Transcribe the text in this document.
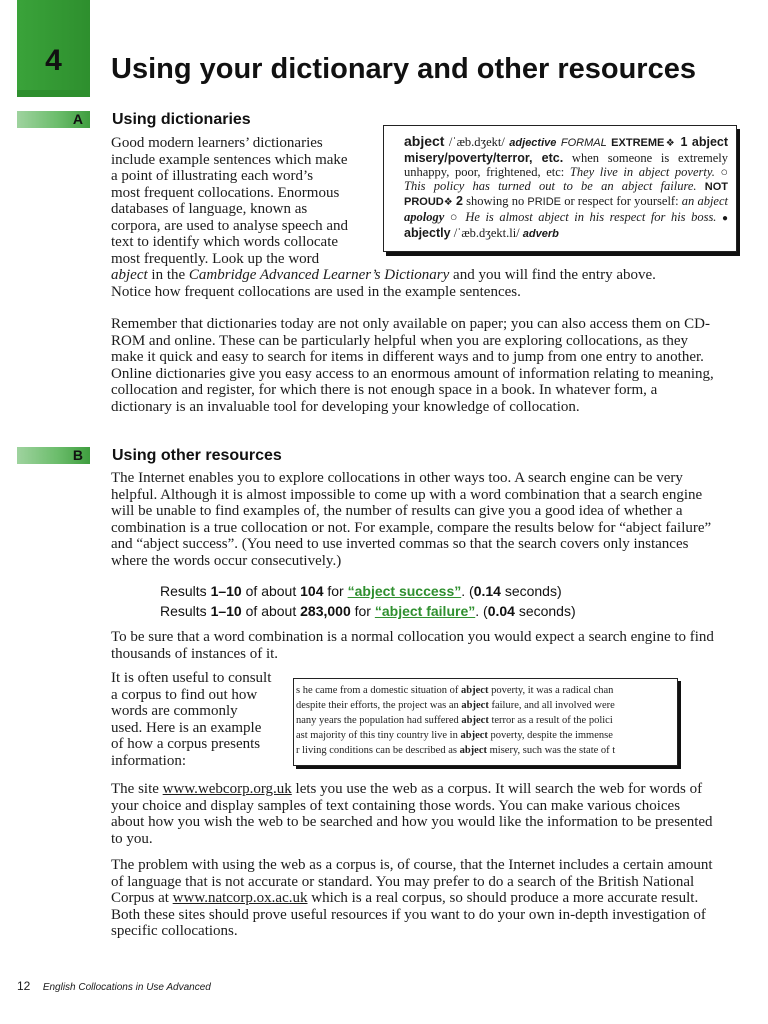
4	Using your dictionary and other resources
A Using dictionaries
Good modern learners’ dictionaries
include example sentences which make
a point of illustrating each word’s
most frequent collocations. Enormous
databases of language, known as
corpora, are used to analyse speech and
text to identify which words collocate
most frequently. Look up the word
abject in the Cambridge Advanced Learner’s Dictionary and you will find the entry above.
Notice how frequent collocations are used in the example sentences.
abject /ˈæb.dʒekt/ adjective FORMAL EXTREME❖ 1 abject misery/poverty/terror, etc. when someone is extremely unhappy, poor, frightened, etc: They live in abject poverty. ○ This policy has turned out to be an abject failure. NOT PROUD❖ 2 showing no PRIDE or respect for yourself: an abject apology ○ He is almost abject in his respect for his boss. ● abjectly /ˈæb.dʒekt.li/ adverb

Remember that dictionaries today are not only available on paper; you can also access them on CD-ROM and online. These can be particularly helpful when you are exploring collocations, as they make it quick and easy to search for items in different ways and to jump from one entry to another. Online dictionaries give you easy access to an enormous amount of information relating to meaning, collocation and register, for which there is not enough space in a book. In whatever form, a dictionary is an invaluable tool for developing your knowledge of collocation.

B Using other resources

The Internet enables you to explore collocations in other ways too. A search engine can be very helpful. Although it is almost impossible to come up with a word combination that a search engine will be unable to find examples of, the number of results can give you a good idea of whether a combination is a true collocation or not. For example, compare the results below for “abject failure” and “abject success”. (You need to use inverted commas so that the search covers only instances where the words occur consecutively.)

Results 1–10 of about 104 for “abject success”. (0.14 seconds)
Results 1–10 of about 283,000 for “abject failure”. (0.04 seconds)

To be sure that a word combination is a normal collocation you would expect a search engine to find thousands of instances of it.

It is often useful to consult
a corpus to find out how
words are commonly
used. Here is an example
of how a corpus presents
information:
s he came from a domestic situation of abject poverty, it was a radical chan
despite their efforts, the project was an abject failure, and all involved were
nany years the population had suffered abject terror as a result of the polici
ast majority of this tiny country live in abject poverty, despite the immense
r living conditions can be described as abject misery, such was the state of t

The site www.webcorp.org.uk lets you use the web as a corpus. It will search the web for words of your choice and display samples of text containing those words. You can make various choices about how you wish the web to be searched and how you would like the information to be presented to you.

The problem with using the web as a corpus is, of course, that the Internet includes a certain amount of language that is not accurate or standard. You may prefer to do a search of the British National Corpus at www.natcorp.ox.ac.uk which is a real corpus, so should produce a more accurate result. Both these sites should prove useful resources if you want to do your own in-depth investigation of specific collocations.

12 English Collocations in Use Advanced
# # # #
Pull out the lines above in which the word "poverty" appears.

abject /ˈæb.dʒekt/ adjective FORMAL EXTREME❖ 1 abject misery/poverty/terror, etc. when someone is extremely unhappy, poor, frightened, etc: They live in abject poverty. ○ This policy has turned out to be an abject failure. NOT PROUD❖ 2 showing no PRIDE or respect for yourself: an abject apology ○ He is almost abject in his respect for his boss. ● abjectly /ˈæb.dʒekt.li/ adverb
s he came from a domestic situation of abject poverty, it was a radical chan
ast majority of this tiny country live in abject poverty, despite the immense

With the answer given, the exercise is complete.